►

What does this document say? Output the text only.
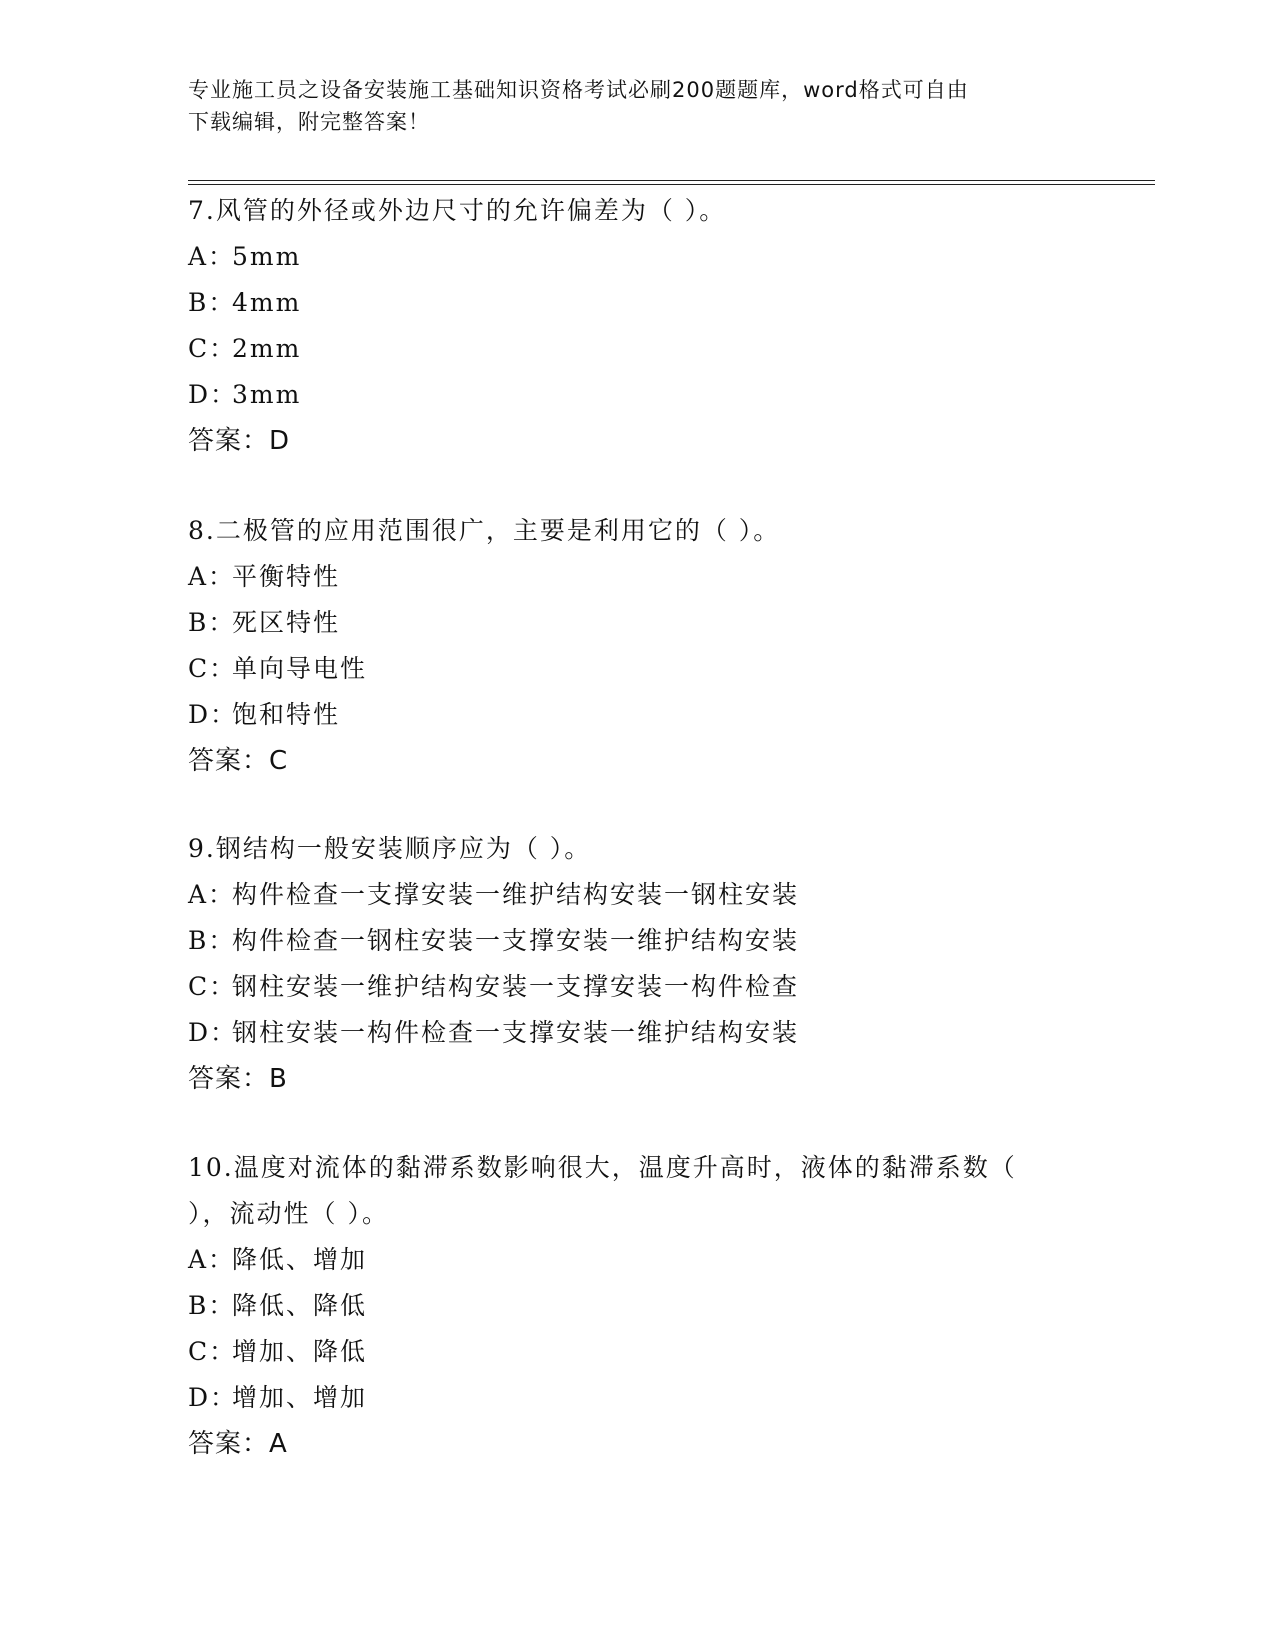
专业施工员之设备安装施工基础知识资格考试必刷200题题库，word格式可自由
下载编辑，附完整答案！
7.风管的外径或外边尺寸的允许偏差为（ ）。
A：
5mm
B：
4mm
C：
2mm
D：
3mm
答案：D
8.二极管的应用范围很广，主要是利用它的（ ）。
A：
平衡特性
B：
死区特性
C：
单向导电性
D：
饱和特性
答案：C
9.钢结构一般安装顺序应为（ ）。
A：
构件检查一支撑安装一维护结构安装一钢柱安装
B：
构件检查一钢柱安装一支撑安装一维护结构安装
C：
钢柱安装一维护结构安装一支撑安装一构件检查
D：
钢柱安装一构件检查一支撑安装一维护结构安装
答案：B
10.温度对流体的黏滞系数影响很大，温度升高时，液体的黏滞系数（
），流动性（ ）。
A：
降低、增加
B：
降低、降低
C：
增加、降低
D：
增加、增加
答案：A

◄
►

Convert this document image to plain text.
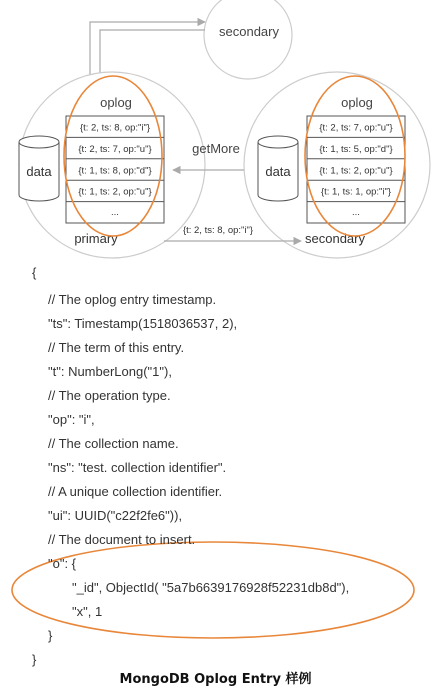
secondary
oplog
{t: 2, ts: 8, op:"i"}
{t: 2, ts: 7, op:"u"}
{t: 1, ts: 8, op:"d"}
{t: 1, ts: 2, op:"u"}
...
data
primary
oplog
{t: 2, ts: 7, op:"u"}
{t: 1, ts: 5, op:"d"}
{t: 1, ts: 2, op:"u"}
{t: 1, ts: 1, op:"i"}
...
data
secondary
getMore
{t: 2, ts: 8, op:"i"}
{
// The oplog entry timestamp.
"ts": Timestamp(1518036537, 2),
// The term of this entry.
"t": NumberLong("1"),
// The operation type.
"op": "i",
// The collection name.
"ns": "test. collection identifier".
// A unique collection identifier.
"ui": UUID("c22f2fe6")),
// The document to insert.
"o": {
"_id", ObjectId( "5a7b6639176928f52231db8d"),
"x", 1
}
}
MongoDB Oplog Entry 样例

◄
►

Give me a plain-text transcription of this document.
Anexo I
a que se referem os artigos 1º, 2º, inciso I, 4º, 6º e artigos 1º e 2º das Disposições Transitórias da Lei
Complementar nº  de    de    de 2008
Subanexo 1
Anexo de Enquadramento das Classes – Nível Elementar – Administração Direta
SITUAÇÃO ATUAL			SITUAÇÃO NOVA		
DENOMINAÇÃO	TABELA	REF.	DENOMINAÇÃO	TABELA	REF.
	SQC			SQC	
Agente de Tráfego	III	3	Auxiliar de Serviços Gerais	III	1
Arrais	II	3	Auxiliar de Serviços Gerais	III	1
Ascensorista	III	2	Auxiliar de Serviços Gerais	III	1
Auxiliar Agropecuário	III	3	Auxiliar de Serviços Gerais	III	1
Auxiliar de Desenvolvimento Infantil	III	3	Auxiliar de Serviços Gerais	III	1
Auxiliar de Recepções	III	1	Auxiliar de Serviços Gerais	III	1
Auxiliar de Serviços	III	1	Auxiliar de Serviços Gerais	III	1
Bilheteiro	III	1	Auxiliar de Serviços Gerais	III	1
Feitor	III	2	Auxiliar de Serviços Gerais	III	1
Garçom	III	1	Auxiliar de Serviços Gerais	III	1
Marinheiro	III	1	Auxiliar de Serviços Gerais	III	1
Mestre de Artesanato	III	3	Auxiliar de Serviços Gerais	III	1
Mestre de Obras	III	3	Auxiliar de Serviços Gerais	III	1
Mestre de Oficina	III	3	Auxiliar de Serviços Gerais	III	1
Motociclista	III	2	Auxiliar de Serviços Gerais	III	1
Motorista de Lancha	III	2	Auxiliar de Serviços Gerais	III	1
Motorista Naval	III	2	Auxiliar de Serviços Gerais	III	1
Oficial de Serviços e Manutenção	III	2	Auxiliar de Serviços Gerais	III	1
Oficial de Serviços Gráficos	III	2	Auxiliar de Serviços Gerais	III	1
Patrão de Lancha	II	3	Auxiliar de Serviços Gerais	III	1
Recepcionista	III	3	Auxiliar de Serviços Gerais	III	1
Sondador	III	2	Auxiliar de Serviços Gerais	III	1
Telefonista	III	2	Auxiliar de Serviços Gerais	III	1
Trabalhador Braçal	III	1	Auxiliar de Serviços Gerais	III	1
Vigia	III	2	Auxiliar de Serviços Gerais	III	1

◄

* _Aim_
Scan the entries above for the word "identifier" and collect each line holding it.

* _Answer to this exercise_
"ns": "test. collection identifier".
// A unique collection identifier.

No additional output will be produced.